Extracted records

%%

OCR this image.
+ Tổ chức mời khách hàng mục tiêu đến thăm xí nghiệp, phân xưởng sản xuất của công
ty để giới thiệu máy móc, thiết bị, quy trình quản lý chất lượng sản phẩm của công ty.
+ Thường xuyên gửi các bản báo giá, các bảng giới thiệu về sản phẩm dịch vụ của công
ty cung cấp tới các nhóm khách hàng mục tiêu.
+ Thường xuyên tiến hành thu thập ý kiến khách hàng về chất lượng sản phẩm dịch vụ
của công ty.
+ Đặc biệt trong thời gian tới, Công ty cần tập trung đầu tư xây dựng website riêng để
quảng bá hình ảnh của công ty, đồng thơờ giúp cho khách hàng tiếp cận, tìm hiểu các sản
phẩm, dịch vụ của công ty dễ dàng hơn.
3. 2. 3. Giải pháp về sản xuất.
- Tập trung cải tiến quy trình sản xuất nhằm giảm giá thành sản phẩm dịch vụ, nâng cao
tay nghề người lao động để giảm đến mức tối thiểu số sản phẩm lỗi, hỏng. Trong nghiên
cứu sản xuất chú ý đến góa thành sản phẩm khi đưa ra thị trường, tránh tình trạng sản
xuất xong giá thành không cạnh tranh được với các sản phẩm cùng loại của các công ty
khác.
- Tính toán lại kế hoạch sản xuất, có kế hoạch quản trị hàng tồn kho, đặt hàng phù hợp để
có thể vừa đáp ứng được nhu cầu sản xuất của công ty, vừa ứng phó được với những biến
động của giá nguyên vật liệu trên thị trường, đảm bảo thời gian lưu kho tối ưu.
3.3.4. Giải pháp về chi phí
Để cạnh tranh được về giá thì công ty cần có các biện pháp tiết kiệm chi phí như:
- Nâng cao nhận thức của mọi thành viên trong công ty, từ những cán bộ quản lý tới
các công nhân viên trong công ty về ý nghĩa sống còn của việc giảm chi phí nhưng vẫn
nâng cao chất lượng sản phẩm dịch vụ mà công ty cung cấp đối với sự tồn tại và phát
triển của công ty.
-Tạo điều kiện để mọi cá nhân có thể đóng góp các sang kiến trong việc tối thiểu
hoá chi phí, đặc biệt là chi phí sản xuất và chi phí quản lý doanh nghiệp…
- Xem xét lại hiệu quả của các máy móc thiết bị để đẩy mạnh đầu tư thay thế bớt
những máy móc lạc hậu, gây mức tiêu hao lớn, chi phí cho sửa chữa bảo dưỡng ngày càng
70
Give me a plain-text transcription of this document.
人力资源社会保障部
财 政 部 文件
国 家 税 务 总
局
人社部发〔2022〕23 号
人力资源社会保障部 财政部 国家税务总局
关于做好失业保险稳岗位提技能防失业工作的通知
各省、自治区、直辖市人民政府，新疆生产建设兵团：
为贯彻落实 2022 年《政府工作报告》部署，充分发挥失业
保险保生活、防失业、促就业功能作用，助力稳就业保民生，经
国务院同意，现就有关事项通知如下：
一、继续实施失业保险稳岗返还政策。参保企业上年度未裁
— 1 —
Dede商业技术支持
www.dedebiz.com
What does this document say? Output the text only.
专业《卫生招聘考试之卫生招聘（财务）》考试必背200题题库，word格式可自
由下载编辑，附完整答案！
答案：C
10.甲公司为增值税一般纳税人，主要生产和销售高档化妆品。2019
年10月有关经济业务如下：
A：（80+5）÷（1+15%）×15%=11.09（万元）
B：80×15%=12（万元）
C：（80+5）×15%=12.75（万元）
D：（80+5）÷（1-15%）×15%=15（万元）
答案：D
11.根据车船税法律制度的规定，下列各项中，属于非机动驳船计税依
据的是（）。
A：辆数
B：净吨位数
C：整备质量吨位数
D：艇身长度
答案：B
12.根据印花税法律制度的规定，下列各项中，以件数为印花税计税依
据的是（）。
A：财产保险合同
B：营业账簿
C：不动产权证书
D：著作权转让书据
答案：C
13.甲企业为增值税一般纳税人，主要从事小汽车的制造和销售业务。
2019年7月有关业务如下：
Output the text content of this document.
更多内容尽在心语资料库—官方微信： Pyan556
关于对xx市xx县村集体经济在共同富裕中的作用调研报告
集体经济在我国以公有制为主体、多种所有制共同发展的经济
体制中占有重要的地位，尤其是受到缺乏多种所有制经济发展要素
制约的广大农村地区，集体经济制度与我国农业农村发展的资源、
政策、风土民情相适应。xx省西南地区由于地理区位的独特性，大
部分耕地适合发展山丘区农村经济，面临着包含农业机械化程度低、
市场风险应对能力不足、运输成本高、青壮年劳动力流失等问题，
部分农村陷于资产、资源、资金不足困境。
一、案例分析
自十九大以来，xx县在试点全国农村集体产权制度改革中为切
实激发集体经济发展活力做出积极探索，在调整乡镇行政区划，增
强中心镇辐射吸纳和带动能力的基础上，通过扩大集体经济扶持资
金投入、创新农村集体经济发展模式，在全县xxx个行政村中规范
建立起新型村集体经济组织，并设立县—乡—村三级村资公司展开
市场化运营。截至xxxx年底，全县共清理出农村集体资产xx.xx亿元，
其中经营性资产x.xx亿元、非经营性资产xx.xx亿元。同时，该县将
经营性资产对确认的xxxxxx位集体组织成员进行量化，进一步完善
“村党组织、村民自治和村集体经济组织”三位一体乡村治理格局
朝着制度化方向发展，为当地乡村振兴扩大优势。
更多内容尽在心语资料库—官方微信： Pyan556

%%

Return the full listing, character for character.

OCR this image.
+ Tổ chức mời khách hàng mục tiêu đến thăm xí nghiệp, phân xưởng sản xuất của công
ty để giới thiệu máy móc, thiết bị, quy trình quản lý chất lượng sản phẩm của công ty.
+ Thường xuyên gửi các bản báo giá, các bảng giới thiệu về sản phẩm dịch vụ của công
ty cung cấp tới các nhóm khách hàng mục tiêu.
+ Thường xuyên tiến hành thu thập ý kiến khách hàng về chất lượng sản phẩm dịch vụ
của công ty.
+ Đặc biệt trong thời gian tới, Công ty cần tập trung đầu tư xây dựng website riêng để
quảng bá hình ảnh của công ty, đồng thơờ giúp cho khách hàng tiếp cận, tìm hiểu các sản
phẩm, dịch vụ của công ty dễ dàng hơn.
3. 2. 3. Giải pháp về sản xuất.
- Tập trung cải tiến quy trình sản xuất nhằm giảm giá thành sản phẩm dịch vụ, nâng cao
tay nghề người lao động để giảm đến mức tối thiểu số sản phẩm lỗi, hỏng. Trong nghiên
cứu sản xuất chú ý đến góa thành sản phẩm khi đưa ra thị trường, tránh tình trạng sản
xuất xong giá thành không cạnh tranh được với các sản phẩm cùng loại của các công ty
khác.
- Tính toán lại kế hoạch sản xuất, có kế hoạch quản trị hàng tồn kho, đặt hàng phù hợp để
có thể vừa đáp ứng được nhu cầu sản xuất của công ty, vừa ứng phó được với những biến
động của giá nguyên vật liệu trên thị trường, đảm bảo thời gian lưu kho tối ưu.
3.3.4. Giải pháp về chi phí
Để cạnh tranh được về giá thì công ty cần có các biện pháp tiết kiệm chi phí như:
- Nâng cao nhận thức của mọi thành viên trong công ty, từ những cán bộ quản lý tới
các công nhân viên trong công ty về ý nghĩa sống còn của việc giảm chi phí nhưng vẫn
nâng cao chất lượng sản phẩm dịch vụ mà công ty cung cấp đối với sự tồn tại và phát
triển của công ty.
-Tạo điều kiện để mọi cá nhân có thể đóng góp các sang kiến trong việc tối thiểu
hoá chi phí, đặc biệt là chi phí sản xuất và chi phí quản lý doanh nghiệp…
- Xem xét lại hiệu quả của các máy móc thiết bị để đẩy mạnh đầu tư thay thế bớt
những máy móc lạc hậu, gây mức tiêu hao lớn, chi phí cho sửa chữa bảo dưỡng ngày càng
70
Give me a plain-text transcription of this document.
人力资源社会保障部
财 政 部 文件
国 家 税 务 总
局
人社部发〔2022〕23 号
人力资源社会保障部 财政部 国家税务总局
关于做好失业保险稳岗位提技能防失业工作的通知
各省、自治区、直辖市人民政府，新疆生产建设兵团：
为贯彻落实 2022 年《政府工作报告》部署，充分发挥失业
保险保生活、防失业、促就业功能作用，助力稳就业保民生，经
国务院同意，现就有关事项通知如下：
一、继续实施失业保险稳岗返还政策。参保企业上年度未裁
— 1 —
Dede商业技术支持
www.dedebiz.com
What does this document say? Output the text only.
专业《卫生招聘考试之卫生招聘（财务）》考试必背200题题库，word格式可自
由下载编辑，附完整答案！
答案：C
10.甲公司为增值税一般纳税人，主要生产和销售高档化妆品。2019
年10月有关经济业务如下：
A：（80+5）÷（1+15%）×15%=11.09（万元）
B：80×15%=12（万元）
C：（80+5）×15%=12.75（万元）
D：（80+5）÷（1-15%）×15%=15（万元）
答案：D
11.根据车船税法律制度的规定，下列各项中，属于非机动驳船计税依
据的是（）。
A：辆数
B：净吨位数
C：整备质量吨位数
D：艇身长度
答案：B
12.根据印花税法律制度的规定，下列各项中，以件数为印花税计税依
据的是（）。
A：财产保险合同
B：营业账簿
C：不动产权证书
D：著作权转让书据
答案：C
13.甲企业为增值税一般纳税人，主要从事小汽车的制造和销售业务。
2019年7月有关业务如下：
Output the text content of this document.
更多内容尽在心语资料库—官方微信： Pyan556
关于对xx市xx县村集体经济在共同富裕中的作用调研报告
集体经济在我国以公有制为主体、多种所有制共同发展的经济
体制中占有重要的地位，尤其是受到缺乏多种所有制经济发展要素
制约的广大农村地区，集体经济制度与我国农业农村发展的资源、
政策、风土民情相适应。xx省西南地区由于地理区位的独特性，大
部分耕地适合发展山丘区农村经济，面临着包含农业机械化程度低、
市场风险应对能力不足、运输成本高、青壮年劳动力流失等问题，
部分农村陷于资产、资源、资金不足困境。
一、案例分析
自十九大以来，xx县在试点全国农村集体产权制度改革中为切
实激发集体经济发展活力做出积极探索，在调整乡镇行政区划，增
强中心镇辐射吸纳和带动能力的基础上，通过扩大集体经济扶持资
金投入、创新农村集体经济发展模式，在全县xxx个行政村中规范
建立起新型村集体经济组织，并设立县—乡—村三级村资公司展开
市场化运营。截至xxxx年底，全县共清理出农村集体资产xx.xx亿元，
其中经营性资产x.xx亿元、非经营性资产xx.xx亿元。同时，该县将
经营性资产对确认的xxxxxx位集体组织成员进行量化，进一步完善
“村党组织、村民自治和村集体经济组织”三位一体乡村治理格局
朝着制度化方向发展，为当地乡村振兴扩大优势。
更多内容尽在心语资料库—官方微信： Pyan556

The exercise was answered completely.